(Collected data entries)
>> start

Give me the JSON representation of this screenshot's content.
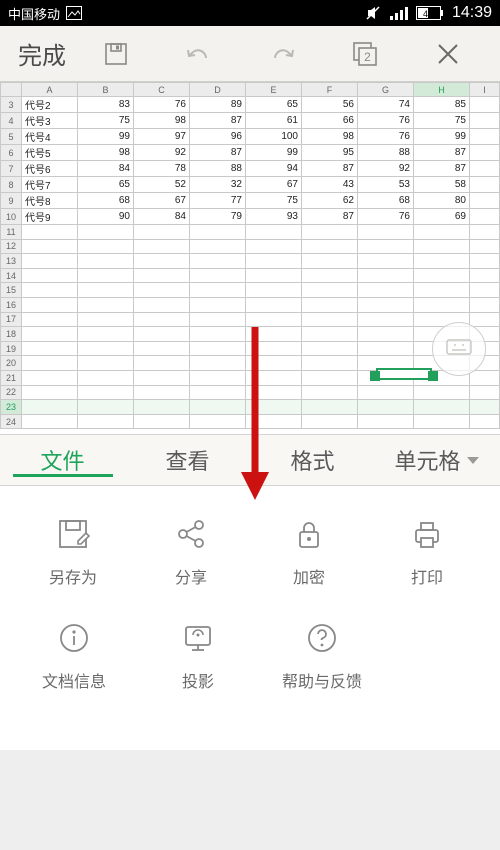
{
  "statusbar": {
    "carrier": "中国移动",
    "battery": "47",
    "time": "14:39"
  },
  "toolbar": {
    "done": "完成",
    "page_badge": "2"
  },
  "sheet": {
    "columns": [
      "",
      "A",
      "B",
      "C",
      "D",
      "E",
      "F",
      "G",
      "H",
      "I"
    ],
    "selected_col": "H",
    "selected_row": 23,
    "rows": [
      {
        "n": 3,
        "a": "代号2",
        "b": "83",
        "c": "76",
        "d": "89",
        "e": "65",
        "f": "56",
        "g": "74",
        "h": "85"
      },
      {
        "n": 4,
        "a": "代号3",
        "b": "75",
        "c": "98",
        "d": "87",
        "e": "61",
        "f": "66",
        "g": "76",
        "h": "75"
      },
      {
        "n": 5,
        "a": "代号4",
        "b": "99",
        "c": "97",
        "d": "96",
        "e": "100",
        "f": "98",
        "g": "76",
        "h": "99"
      },
      {
        "n": 6,
        "a": "代号5",
        "b": "98",
        "c": "92",
        "d": "87",
        "e": "99",
        "f": "95",
        "g": "88",
        "h": "87"
      },
      {
        "n": 7,
        "a": "代号6",
        "b": "84",
        "c": "78",
        "d": "88",
        "e": "94",
        "f": "87",
        "g": "92",
        "h": "87"
      },
      {
        "n": 8,
        "a": "代号7",
        "b": "65",
        "c": "52",
        "d": "32",
        "e": "67",
        "f": "43",
        "g": "53",
        "h": "58"
      },
      {
        "n": 9,
        "a": "代号8",
        "b": "68",
        "c": "67",
        "d": "77",
        "e": "75",
        "f": "62",
        "g": "68",
        "h": "80"
      },
      {
        "n": 10,
        "a": "代号9",
        "b": "90",
        "c": "84",
        "d": "79",
        "e": "93",
        "f": "87",
        "g": "76",
        "h": "69"
      },
      {
        "n": 11
      },
      {
        "n": 12
      },
      {
        "n": 13
      },
      {
        "n": 14
      },
      {
        "n": 15
      },
      {
        "n": 16
      },
      {
        "n": 17
      },
      {
        "n": 18
      },
      {
        "n": 19
      },
      {
        "n": 20
      },
      {
        "n": 21
      },
      {
        "n": 22
      },
      {
        "n": 23
      },
      {
        "n": 24
      }
    ]
  },
  "tabs": {
    "items": [
      "文件",
      "查看",
      "格式",
      "单元格"
    ],
    "active": 0
  },
  "panel": {
    "row1": [
      {
        "label": "另存为"
      },
      {
        "label": "分享"
      },
      {
        "label": "加密"
      },
      {
        "label": "打印"
      }
    ],
    "row2": [
      {
        "label": "文档信息"
      },
      {
        "label": "投影"
      },
      {
        "label": "帮助与反馈"
      }
    ]
  }
}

>> end

The required output is the number of lines containing the word "label", and nothing besides.

7